## Raw records
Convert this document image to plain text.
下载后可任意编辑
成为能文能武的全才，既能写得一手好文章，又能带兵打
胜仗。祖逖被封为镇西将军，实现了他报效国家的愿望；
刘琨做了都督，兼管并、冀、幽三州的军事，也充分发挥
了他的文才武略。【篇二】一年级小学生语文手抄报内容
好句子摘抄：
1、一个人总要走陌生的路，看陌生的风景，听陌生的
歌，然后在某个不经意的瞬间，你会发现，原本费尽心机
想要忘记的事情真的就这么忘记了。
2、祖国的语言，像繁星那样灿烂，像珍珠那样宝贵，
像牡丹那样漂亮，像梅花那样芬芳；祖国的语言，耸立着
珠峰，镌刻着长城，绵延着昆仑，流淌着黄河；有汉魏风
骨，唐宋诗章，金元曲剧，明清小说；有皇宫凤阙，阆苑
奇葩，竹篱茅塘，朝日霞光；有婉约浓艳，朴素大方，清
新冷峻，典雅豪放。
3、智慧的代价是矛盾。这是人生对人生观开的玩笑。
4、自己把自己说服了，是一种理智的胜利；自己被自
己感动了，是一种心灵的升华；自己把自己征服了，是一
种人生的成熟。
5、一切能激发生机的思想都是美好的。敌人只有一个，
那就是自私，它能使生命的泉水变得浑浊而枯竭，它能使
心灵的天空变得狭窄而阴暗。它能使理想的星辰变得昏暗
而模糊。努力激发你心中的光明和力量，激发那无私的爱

## Stated goal
Give the entries once more, exactly as they appear.

## Solution
Convert this document image to plain text.
下载后可任意编辑
成为能文能武的全才，既能写得一手好文章，又能带兵打
胜仗。祖逖被封为镇西将军，实现了他报效国家的愿望；
刘琨做了都督，兼管并、冀、幽三州的军事，也充分发挥
了他的文才武略。【篇二】一年级小学生语文手抄报内容
好句子摘抄：
1、一个人总要走陌生的路，看陌生的风景，听陌生的
歌，然后在某个不经意的瞬间，你会发现，原本费尽心机
想要忘记的事情真的就这么忘记了。
2、祖国的语言，像繁星那样灿烂，像珍珠那样宝贵，
像牡丹那样漂亮，像梅花那样芬芳；祖国的语言，耸立着
珠峰，镌刻着长城，绵延着昆仑，流淌着黄河；有汉魏风
骨，唐宋诗章，金元曲剧，明清小说；有皇宫凤阙，阆苑
奇葩，竹篱茅塘，朝日霞光；有婉约浓艳，朴素大方，清
新冷峻，典雅豪放。
3、智慧的代价是矛盾。这是人生对人生观开的玩笑。
4、自己把自己说服了，是一种理智的胜利；自己被自
己感动了，是一种心灵的升华；自己把自己征服了，是一
种人生的成熟。
5、一切能激发生机的思想都是美好的。敌人只有一个，
那就是自私，它能使生命的泉水变得浑浊而枯竭，它能使
心灵的天空变得狭窄而阴暗。它能使理想的星辰变得昏暗
而模糊。努力激发你心中的光明和力量，激发那无私的爱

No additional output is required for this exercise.